» WHAT IS NEEDED:
Keep only the lines that hold the string "text", filtering out the rest of the entries below.

» Figure dataset records:
========================================================================
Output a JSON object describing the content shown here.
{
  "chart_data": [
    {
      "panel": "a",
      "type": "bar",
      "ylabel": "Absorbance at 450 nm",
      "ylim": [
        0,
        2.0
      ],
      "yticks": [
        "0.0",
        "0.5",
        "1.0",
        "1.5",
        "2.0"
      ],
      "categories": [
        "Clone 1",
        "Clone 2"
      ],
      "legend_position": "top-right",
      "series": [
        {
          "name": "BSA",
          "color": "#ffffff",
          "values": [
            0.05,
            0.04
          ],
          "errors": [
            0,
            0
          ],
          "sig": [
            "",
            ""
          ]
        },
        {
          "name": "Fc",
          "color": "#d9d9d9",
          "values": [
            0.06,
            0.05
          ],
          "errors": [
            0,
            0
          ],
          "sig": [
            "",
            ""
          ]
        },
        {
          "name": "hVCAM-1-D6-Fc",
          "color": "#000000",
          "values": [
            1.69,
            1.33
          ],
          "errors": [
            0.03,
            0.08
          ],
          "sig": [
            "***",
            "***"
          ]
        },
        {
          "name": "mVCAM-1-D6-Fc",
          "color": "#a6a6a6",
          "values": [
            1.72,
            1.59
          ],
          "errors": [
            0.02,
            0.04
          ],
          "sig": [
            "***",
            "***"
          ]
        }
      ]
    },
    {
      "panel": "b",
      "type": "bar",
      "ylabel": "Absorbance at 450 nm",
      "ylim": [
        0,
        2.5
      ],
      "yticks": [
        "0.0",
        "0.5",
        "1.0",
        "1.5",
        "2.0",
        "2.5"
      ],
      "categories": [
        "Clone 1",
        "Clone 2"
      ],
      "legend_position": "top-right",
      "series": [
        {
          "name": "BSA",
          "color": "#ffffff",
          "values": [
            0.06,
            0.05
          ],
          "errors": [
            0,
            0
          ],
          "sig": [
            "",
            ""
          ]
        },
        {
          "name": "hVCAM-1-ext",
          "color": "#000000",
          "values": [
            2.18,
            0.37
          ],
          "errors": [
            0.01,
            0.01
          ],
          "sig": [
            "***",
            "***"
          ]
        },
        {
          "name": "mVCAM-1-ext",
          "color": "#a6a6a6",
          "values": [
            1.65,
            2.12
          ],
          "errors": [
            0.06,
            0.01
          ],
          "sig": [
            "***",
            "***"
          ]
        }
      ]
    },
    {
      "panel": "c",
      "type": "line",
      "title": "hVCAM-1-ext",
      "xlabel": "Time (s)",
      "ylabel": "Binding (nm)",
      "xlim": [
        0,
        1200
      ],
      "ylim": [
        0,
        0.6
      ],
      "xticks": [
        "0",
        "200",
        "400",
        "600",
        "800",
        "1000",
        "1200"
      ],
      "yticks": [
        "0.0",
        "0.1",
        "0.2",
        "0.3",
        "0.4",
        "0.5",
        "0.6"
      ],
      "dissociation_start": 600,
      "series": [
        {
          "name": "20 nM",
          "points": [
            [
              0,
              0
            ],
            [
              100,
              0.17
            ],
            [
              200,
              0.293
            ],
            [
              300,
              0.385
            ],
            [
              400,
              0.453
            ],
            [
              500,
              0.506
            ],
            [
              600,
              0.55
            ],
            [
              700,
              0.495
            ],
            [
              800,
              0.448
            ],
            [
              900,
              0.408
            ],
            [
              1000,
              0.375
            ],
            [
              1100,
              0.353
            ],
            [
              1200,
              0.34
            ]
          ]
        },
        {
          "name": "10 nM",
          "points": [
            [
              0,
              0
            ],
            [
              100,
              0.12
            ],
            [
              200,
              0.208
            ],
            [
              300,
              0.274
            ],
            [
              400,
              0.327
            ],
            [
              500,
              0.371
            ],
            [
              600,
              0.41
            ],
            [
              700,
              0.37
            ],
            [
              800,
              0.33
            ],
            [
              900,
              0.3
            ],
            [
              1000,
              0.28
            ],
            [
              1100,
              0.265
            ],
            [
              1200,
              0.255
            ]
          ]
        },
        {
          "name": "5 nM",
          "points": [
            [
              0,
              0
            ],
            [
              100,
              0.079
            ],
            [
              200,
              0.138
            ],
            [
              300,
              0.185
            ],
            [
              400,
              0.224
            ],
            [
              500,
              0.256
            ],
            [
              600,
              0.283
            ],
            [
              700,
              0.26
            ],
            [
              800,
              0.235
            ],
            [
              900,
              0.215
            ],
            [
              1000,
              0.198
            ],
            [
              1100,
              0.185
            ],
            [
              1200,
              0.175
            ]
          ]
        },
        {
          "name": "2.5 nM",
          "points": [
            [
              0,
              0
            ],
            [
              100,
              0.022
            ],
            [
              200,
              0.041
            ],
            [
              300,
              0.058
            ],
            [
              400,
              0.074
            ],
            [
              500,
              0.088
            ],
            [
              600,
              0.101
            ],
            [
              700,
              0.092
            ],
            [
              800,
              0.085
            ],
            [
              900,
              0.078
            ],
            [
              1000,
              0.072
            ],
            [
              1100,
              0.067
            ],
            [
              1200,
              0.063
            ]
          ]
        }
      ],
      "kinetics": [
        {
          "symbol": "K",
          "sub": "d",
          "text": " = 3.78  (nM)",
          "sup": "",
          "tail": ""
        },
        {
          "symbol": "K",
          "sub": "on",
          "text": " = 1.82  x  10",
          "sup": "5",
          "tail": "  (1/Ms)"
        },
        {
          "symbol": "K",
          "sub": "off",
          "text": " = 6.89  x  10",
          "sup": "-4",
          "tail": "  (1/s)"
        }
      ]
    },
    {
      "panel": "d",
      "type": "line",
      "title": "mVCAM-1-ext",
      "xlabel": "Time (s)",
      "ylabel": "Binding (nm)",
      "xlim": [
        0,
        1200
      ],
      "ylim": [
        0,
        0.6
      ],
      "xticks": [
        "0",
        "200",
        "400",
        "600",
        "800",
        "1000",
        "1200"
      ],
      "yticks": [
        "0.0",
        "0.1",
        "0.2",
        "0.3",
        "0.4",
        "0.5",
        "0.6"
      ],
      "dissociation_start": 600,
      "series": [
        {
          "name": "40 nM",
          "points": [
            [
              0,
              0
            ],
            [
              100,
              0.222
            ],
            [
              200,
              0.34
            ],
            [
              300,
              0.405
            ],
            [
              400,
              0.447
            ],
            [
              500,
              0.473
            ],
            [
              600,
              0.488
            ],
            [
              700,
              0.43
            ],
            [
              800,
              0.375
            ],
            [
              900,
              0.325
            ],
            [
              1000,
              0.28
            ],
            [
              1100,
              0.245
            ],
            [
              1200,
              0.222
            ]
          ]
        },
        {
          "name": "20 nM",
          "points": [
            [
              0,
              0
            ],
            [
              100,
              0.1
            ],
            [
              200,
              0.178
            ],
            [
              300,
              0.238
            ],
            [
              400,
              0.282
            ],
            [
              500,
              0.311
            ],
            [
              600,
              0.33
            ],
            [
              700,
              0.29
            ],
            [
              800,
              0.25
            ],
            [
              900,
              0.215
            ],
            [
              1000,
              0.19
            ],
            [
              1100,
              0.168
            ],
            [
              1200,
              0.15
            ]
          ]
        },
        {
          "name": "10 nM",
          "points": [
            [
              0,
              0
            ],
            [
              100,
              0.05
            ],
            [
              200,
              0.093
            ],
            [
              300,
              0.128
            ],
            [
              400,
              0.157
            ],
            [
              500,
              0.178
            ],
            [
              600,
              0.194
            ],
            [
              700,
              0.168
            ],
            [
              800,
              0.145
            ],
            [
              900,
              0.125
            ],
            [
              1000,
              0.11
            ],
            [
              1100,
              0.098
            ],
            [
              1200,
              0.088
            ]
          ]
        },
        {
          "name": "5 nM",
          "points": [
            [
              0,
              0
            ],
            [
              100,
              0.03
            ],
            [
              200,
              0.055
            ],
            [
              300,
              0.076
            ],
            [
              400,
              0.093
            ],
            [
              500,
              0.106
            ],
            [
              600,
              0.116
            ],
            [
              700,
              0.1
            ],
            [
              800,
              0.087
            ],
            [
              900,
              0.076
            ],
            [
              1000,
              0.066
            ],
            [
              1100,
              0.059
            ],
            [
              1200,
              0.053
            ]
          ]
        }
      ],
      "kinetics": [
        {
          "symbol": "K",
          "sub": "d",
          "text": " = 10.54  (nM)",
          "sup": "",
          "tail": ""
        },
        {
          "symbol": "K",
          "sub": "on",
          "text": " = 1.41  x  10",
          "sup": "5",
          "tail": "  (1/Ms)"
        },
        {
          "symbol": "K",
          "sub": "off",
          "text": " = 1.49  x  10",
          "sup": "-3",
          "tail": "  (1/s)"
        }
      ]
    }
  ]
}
========================================================================
» ANSWER FOR THE TASK:
          "text": " = 3.78  (nM)",
          "text": " = 1.82  x  10",
          "text": " = 6.89  x  10",
          "text": " = 10.54  (nM)",
          "text": " = 1.41  x  10",
          "text": " = 1.49  x  10",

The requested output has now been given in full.